Your instructions => From the records below, pull each line that has "Male".

═════ Task input

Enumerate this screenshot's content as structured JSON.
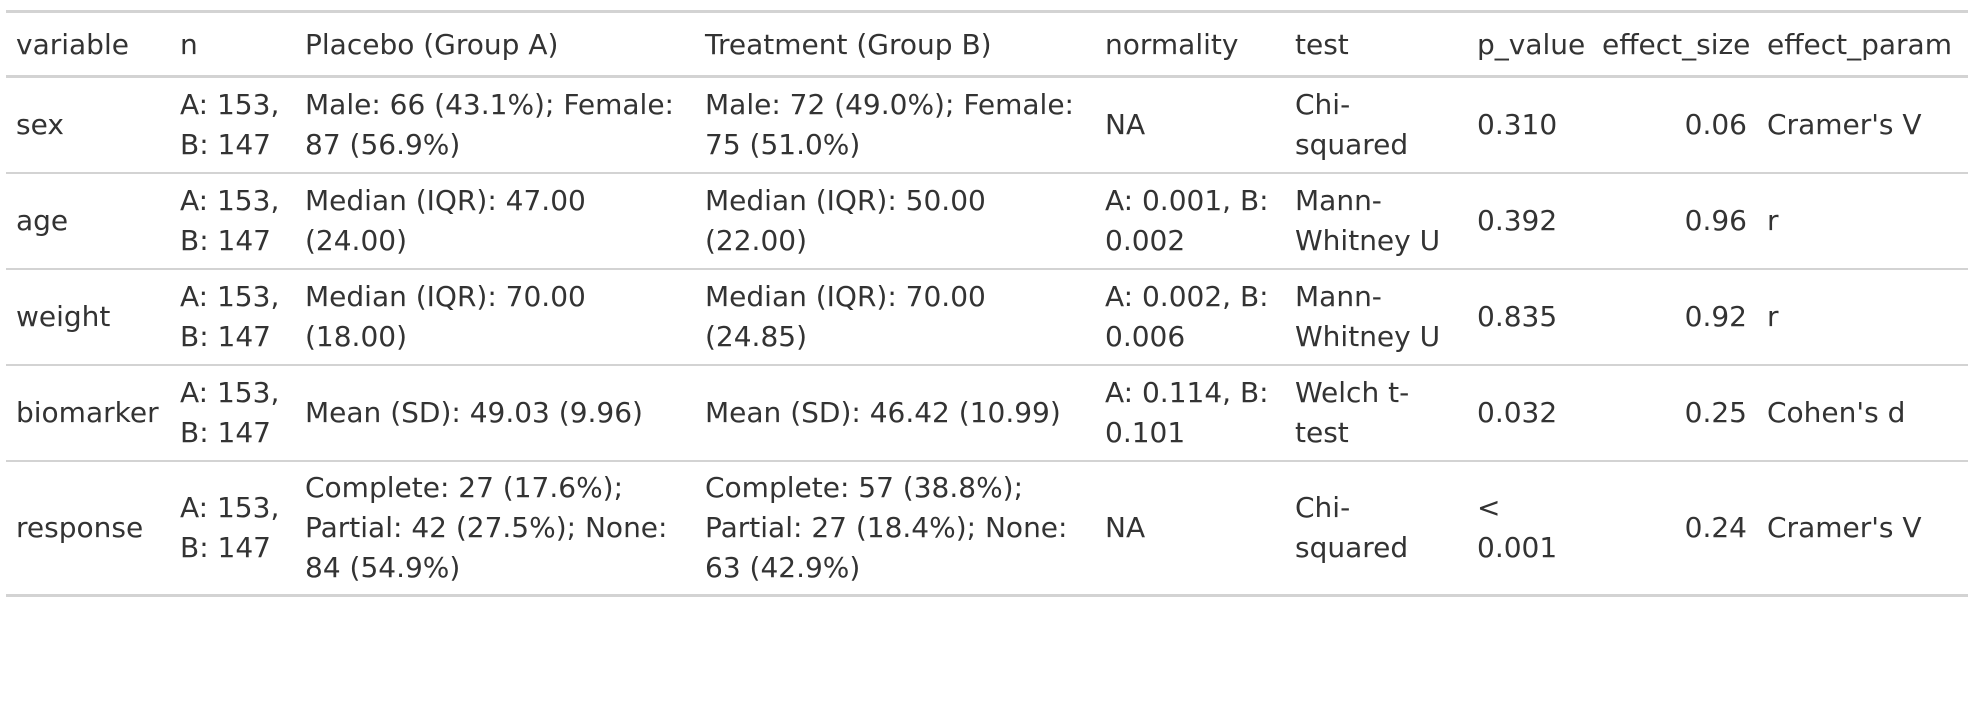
{
  "table": {
    "headers": {
      "variable": "variable",
      "n": "n",
      "placebo": "Placebo (Group A)",
      "treatment": "Treatment (Group B)",
      "normality": "normality",
      "test": "test",
      "p_value": "p_value",
      "effect_size": "effect_size",
      "effect_param": "effect_param"
    },
    "rows": [
      {
        "variable": "sex",
        "n": "A: 153, B: 147",
        "placebo": "Male: 66 (43.1%); Female: 87 (56.9%)",
        "treatment": "Male: 72 (49.0%); Female: 75 (51.0%)",
        "normality": "NA",
        "test": "Chi-squared",
        "p_value": "0.310",
        "effect_size": "0.06",
        "effect_param": "Cramer's V"
      },
      {
        "variable": "age",
        "n": "A: 153, B: 147",
        "placebo": "Median (IQR): 47.00 (24.00)",
        "treatment": "Median (IQR): 50.00 (22.00)",
        "normality": "A: 0.001, B: 0.002",
        "test": "Mann-Whitney U",
        "p_value": "0.392",
        "effect_size": "0.96",
        "effect_param": "r"
      },
      {
        "variable": "weight",
        "n": "A: 153, B: 147",
        "placebo": "Median (IQR): 70.00 (18.00)",
        "treatment": "Median (IQR): 70.00 (24.85)",
        "normality": "A: 0.002, B: 0.006",
        "test": "Mann-Whitney U",
        "p_value": "0.835",
        "effect_size": "0.92",
        "effect_param": "r"
      },
      {
        "variable": "biomarker",
        "n": "A: 153, B: 147",
        "placebo": "Mean (SD): 49.03 (9.96)",
        "treatment": "Mean (SD): 46.42 (10.99)",
        "normality": "A: 0.114, B: 0.101",
        "test": "Welch t-test",
        "p_value": "0.032",
        "effect_size": "0.25",
        "effect_param": "Cohen's d"
      },
      {
        "variable": "response",
        "n": "A: 153, B: 147",
        "placebo": "Complete: 27 (17.6%); Partial: 42 (27.5%); None: 84 (54.9%)",
        "treatment": "Complete: 57 (38.8%); Partial: 27 (18.4%); None: 63 (42.9%)",
        "normality": "NA",
        "test": "Chi-squared",
        "p_value": "< 0.001",
        "effect_size": "0.24",
        "effect_param": "Cramer's V"
      }
    ]
  }
}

══════════

Written reply =>
        "placebo": "Male: 66 (43.1%); Female: 87 (56.9%)",
        "treatment": "Male: 72 (49.0%); Female: 75 (51.0%)",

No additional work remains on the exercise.